**RECORDS TO USE:**
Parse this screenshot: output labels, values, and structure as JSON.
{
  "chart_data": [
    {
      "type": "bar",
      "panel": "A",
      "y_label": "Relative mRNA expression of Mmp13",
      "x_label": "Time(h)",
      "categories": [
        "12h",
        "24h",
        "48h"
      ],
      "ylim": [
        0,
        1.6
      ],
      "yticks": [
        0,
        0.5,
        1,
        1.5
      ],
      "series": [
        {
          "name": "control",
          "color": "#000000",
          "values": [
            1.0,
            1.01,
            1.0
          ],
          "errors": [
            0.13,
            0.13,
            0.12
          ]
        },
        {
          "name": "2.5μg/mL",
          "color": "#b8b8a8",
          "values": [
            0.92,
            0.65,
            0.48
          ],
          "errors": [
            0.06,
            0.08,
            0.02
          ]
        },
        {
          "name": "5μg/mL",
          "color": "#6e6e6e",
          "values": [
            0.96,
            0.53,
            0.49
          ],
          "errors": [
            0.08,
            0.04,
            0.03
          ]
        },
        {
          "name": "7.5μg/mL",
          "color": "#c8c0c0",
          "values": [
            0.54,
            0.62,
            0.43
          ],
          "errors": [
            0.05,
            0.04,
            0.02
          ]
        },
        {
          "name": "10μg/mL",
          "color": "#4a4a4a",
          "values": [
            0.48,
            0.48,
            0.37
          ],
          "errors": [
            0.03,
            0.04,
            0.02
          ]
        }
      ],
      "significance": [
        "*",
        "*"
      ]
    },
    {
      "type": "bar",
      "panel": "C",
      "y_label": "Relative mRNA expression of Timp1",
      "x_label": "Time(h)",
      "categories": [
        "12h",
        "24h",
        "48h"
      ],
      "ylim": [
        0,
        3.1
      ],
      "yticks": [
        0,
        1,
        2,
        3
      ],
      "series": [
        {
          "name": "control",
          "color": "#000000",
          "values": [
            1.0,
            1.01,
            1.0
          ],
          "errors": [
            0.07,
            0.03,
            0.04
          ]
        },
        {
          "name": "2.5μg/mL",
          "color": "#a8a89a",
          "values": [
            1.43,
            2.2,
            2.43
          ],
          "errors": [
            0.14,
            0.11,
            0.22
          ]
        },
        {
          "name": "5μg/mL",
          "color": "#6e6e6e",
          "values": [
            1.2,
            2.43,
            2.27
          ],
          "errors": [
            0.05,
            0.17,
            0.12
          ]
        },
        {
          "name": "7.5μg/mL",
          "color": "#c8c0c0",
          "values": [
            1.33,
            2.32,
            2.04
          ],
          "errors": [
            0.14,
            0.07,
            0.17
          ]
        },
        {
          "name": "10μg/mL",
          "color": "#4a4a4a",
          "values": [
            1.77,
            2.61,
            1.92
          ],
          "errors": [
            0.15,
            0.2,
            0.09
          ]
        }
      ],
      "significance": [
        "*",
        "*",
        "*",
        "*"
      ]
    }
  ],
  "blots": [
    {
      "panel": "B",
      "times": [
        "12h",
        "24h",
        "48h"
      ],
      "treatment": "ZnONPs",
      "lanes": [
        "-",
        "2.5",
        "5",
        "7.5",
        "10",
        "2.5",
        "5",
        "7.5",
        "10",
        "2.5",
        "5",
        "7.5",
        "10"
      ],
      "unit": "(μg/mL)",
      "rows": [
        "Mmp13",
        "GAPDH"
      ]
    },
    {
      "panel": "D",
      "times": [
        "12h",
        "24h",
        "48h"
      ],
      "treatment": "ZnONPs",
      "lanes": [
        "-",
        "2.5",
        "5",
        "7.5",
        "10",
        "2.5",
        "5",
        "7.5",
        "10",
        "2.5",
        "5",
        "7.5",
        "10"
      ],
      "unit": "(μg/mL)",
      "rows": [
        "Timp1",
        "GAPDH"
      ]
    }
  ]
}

**TASK DIRECTIONS:** Go through the records above and write each one out again exactly.

**FINISHED EXERCISE:**
Parse this screenshot: output labels, values, and structure as JSON.
{
  "chart_data": [
    {
      "type": "bar",
      "panel": "A",
      "y_label": "Relative mRNA expression of Mmp13",
      "x_label": "Time(h)",
      "categories": [
        "12h",
        "24h",
        "48h"
      ],
      "ylim": [
        0,
        1.6
      ],
      "yticks": [
        0,
        0.5,
        1,
        1.5
      ],
      "series": [
        {
          "name": "control",
          "color": "#000000",
          "values": [
            1.0,
            1.01,
            1.0
          ],
          "errors": [
            0.13,
            0.13,
            0.12
          ]
        },
        {
          "name": "2.5μg/mL",
          "color": "#b8b8a8",
          "values": [
            0.92,
            0.65,
            0.48
          ],
          "errors": [
            0.06,
            0.08,
            0.02
          ]
        },
        {
          "name": "5μg/mL",
          "color": "#6e6e6e",
          "values": [
            0.96,
            0.53,
            0.49
          ],
          "errors": [
            0.08,
            0.04,
            0.03
          ]
        },
        {
          "name": "7.5μg/mL",
          "color": "#c8c0c0",
          "values": [
            0.54,
            0.62,
            0.43
          ],
          "errors": [
            0.05,
            0.04,
            0.02
          ]
        },
        {
          "name": "10μg/mL",
          "color": "#4a4a4a",
          "values": [
            0.48,
            0.48,
            0.37
          ],
          "errors": [
            0.03,
            0.04,
            0.02
          ]
        }
      ],
      "significance": [
        "*",
        "*"
      ]
    },
    {
      "type": "bar",
      "panel": "C",
      "y_label": "Relative mRNA expression of Timp1",
      "x_label": "Time(h)",
      "categories": [
        "12h",
        "24h",
        "48h"
      ],
      "ylim": [
        0,
        3.1
      ],
      "yticks": [
        0,
        1,
        2,
        3
      ],
      "series": [
        {
          "name": "control",
          "color": "#000000",
          "values": [
            1.0,
            1.01,
            1.0
          ],
          "errors": [
            0.07,
            0.03,
            0.04
          ]
        },
        {
          "name": "2.5μg/mL",
          "color": "#a8a89a",
          "values": [
            1.43,
            2.2,
            2.43
          ],
          "errors": [
            0.14,
            0.11,
            0.22
          ]
        },
        {
          "name": "5μg/mL",
          "color": "#6e6e6e",
          "values": [
            1.2,
            2.43,
            2.27
          ],
          "errors": [
            0.05,
            0.17,
            0.12
          ]
        },
        {
          "name": "7.5μg/mL",
          "color": "#c8c0c0",
          "values": [
            1.33,
            2.32,
            2.04
          ],
          "errors": [
            0.14,
            0.07,
            0.17
          ]
        },
        {
          "name": "10μg/mL",
          "color": "#4a4a4a",
          "values": [
            1.77,
            2.61,
            1.92
          ],
          "errors": [
            0.15,
            0.2,
            0.09
          ]
        }
      ],
      "significance": [
        "*",
        "*",
        "*",
        "*"
      ]
    }
  ],
  "blots": [
    {
      "panel": "B",
      "times": [
        "12h",
        "24h",
        "48h"
      ],
      "treatment": "ZnONPs",
      "lanes": [
        "-",
        "2.5",
        "5",
        "7.5",
        "10",
        "2.5",
        "5",
        "7.5",
        "10",
        "2.5",
        "5",
        "7.5",
        "10"
      ],
      "unit": "(μg/mL)",
      "rows": [
        "Mmp13",
        "GAPDH"
      ]
    },
    {
      "panel": "D",
      "times": [
        "12h",
        "24h",
        "48h"
      ],
      "treatment": "ZnONPs",
      "lanes": [
        "-",
        "2.5",
        "5",
        "7.5",
        "10",
        "2.5",
        "5",
        "7.5",
        "10",
        "2.5",
        "5",
        "7.5",
        "10"
      ],
      "unit": "(μg/mL)",
      "rows": [
        "Timp1",
        "GAPDH"
      ]
    }
  ]
}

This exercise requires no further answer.